▸ Directions: Each entry below is to be transcribed exactly.

▸ Records:

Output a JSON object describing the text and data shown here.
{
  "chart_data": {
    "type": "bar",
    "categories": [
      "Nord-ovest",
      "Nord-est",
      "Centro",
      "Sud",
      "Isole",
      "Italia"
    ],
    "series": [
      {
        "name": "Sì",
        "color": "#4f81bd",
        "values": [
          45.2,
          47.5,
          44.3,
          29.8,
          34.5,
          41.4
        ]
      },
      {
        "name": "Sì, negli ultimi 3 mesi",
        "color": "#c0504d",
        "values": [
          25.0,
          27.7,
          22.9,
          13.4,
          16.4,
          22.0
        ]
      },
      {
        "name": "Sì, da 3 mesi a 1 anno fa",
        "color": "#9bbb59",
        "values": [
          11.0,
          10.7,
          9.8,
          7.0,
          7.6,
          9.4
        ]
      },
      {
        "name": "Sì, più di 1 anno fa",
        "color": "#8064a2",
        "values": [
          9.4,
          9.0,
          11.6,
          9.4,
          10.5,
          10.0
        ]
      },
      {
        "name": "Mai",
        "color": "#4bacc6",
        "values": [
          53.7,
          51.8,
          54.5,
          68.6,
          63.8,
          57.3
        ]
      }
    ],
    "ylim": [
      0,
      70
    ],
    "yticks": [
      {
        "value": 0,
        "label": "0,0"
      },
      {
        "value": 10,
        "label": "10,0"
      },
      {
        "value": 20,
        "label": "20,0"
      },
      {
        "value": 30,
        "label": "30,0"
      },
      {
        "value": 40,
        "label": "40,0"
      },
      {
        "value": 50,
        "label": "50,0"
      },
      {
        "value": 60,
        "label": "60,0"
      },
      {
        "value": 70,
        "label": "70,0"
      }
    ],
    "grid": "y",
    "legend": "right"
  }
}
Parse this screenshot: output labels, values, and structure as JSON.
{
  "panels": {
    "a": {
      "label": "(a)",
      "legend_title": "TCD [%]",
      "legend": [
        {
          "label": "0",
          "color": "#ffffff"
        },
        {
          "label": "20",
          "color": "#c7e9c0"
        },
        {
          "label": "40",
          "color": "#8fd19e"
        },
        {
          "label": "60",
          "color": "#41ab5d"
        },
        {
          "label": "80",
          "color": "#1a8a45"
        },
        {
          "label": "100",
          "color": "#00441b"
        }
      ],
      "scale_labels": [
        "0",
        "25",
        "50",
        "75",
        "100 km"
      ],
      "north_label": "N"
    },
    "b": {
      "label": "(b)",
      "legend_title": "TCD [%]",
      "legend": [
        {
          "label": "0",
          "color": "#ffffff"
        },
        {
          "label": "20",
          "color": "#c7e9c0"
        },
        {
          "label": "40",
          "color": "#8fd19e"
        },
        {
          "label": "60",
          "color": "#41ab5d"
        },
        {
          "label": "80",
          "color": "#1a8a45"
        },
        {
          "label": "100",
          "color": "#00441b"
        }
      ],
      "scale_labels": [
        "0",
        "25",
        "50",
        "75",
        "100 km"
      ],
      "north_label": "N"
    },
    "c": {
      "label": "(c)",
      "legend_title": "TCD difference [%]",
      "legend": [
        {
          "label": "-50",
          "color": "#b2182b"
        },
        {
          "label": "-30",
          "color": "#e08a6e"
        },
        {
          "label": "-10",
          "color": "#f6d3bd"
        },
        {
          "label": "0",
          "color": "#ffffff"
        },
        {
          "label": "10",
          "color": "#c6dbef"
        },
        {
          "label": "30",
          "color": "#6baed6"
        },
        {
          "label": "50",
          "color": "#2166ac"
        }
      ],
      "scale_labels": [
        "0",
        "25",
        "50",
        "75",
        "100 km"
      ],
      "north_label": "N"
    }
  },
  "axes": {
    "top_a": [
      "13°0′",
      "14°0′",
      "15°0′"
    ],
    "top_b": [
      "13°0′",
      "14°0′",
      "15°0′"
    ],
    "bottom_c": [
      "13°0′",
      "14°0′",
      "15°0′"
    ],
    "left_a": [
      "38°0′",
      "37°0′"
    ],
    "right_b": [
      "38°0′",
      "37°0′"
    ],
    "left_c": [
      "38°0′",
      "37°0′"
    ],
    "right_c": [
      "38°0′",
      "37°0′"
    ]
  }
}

▸ Solution to this exercise:
Output a JSON object describing the text and data shown here.
{
  "chart_data": {
    "type": "bar",
    "categories": [
      "Nord-ovest",
      "Nord-est",
      "Centro",
      "Sud",
      "Isole",
      "Italia"
    ],
    "series": [
      {
        "name": "Sì",
        "color": "#4f81bd",
        "values": [
          45.2,
          47.5,
          44.3,
          29.8,
          34.5,
          41.4
        ]
      },
      {
        "name": "Sì, negli ultimi 3 mesi",
        "color": "#c0504d",
        "values": [
          25.0,
          27.7,
          22.9,
          13.4,
          16.4,
          22.0
        ]
      },
      {
        "name": "Sì, da 3 mesi a 1 anno fa",
        "color": "#9bbb59",
        "values": [
          11.0,
          10.7,
          9.8,
          7.0,
          7.6,
          9.4
        ]
      },
      {
        "name": "Sì, più di 1 anno fa",
        "color": "#8064a2",
        "values": [
          9.4,
          9.0,
          11.6,
          9.4,
          10.5,
          10.0
        ]
      },
      {
        "name": "Mai",
        "color": "#4bacc6",
        "values": [
          53.7,
          51.8,
          54.5,
          68.6,
          63.8,
          57.3
        ]
      }
    ],
    "ylim": [
      0,
      70
    ],
    "yticks": [
      {
        "value": 0,
        "label": "0,0"
      },
      {
        "value": 10,
        "label": "10,0"
      },
      {
        "value": 20,
        "label": "20,0"
      },
      {
        "value": 30,
        "label": "30,0"
      },
      {
        "value": 40,
        "label": "40,0"
      },
      {
        "value": 50,
        "label": "50,0"
      },
      {
        "value": 60,
        "label": "60,0"
      },
      {
        "value": 70,
        "label": "70,0"
      }
    ],
    "grid": "y",
    "legend": "right"
  }
}
Parse this screenshot: output labels, values, and structure as JSON.
{
  "panels": {
    "a": {
      "label": "(a)",
      "legend_title": "TCD [%]",
      "legend": [
        {
          "label": "0",
          "color": "#ffffff"
        },
        {
          "label": "20",
          "color": "#c7e9c0"
        },
        {
          "label": "40",
          "color": "#8fd19e"
        },
        {
          "label": "60",
          "color": "#41ab5d"
        },
        {
          "label": "80",
          "color": "#1a8a45"
        },
        {
          "label": "100",
          "color": "#00441b"
        }
      ],
      "scale_labels": [
        "0",
        "25",
        "50",
        "75",
        "100 km"
      ],
      "north_label": "N"
    },
    "b": {
      "label": "(b)",
      "legend_title": "TCD [%]",
      "legend": [
        {
          "label": "0",
          "color": "#ffffff"
        },
        {
          "label": "20",
          "color": "#c7e9c0"
        },
        {
          "label": "40",
          "color": "#8fd19e"
        },
        {
          "label": "60",
          "color": "#41ab5d"
        },
        {
          "label": "80",
          "color": "#1a8a45"
        },
        {
          "label": "100",
          "color": "#00441b"
        }
      ],
      "scale_labels": [
        "0",
        "25",
        "50",
        "75",
        "100 km"
      ],
      "north_label": "N"
    },
    "c": {
      "label": "(c)",
      "legend_title": "TCD difference [%]",
      "legend": [
        {
          "label": "-50",
          "color": "#b2182b"
        },
        {
          "label": "-30",
          "color": "#e08a6e"
        },
        {
          "label": "-10",
          "color": "#f6d3bd"
        },
        {
          "label": "0",
          "color": "#ffffff"
        },
        {
          "label": "10",
          "color": "#c6dbef"
        },
        {
          "label": "30",
          "color": "#6baed6"
        },
        {
          "label": "50",
          "color": "#2166ac"
        }
      ],
      "scale_labels": [
        "0",
        "25",
        "50",
        "75",
        "100 km"
      ],
      "north_label": "N"
    }
  },
  "axes": {
    "top_a": [
      "13°0′",
      "14°0′",
      "15°0′"
    ],
    "top_b": [
      "13°0′",
      "14°0′",
      "15°0′"
    ],
    "bottom_c": [
      "13°0′",
      "14°0′",
      "15°0′"
    ],
    "left_a": [
      "38°0′",
      "37°0′"
    ],
    "right_b": [
      "38°0′",
      "37°0′"
    ],
    "left_c": [
      "38°0′",
      "37°0′"
    ],
    "right_c": [
      "38°0′",
      "37°0′"
    ]
  }
}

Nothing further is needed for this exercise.